Excerpts from a figure dataset -
+ + +

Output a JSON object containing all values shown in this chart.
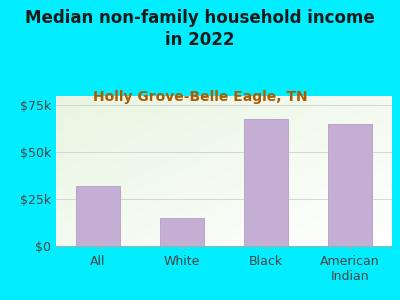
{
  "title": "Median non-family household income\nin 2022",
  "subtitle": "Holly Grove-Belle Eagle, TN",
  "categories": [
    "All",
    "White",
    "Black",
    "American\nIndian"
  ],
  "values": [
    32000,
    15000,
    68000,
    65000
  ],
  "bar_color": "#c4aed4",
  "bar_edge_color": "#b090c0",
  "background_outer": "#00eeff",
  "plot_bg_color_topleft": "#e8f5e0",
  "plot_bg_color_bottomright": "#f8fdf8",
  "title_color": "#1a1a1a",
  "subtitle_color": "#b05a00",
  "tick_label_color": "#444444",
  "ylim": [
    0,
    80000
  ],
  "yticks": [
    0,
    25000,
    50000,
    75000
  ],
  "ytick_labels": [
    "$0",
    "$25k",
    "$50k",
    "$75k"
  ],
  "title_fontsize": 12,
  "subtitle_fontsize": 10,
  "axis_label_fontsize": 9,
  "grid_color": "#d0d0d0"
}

+ + +

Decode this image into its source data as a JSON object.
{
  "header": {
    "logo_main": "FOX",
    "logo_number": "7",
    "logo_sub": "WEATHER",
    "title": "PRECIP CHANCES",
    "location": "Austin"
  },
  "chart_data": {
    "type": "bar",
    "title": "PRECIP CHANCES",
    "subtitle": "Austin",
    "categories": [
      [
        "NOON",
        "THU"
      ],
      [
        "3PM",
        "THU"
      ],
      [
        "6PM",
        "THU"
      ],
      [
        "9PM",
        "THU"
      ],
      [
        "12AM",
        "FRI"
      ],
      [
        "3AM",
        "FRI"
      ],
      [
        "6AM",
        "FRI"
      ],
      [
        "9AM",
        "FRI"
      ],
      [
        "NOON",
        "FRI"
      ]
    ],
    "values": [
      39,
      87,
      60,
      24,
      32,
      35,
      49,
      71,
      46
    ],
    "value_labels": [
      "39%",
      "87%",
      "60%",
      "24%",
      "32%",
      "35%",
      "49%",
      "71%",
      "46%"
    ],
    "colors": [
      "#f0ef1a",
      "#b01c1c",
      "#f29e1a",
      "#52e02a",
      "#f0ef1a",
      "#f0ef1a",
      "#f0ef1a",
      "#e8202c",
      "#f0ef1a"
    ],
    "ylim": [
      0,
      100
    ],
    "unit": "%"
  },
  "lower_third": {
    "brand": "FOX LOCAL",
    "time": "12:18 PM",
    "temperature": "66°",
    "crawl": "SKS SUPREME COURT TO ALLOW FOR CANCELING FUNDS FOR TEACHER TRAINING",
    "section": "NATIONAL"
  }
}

+ + +

What to do - Find and copy each line above that includes the string "this".

Right answer -
Output a JSON object containing all values shown in this chart.
Decode this image into its source data as a JSON object.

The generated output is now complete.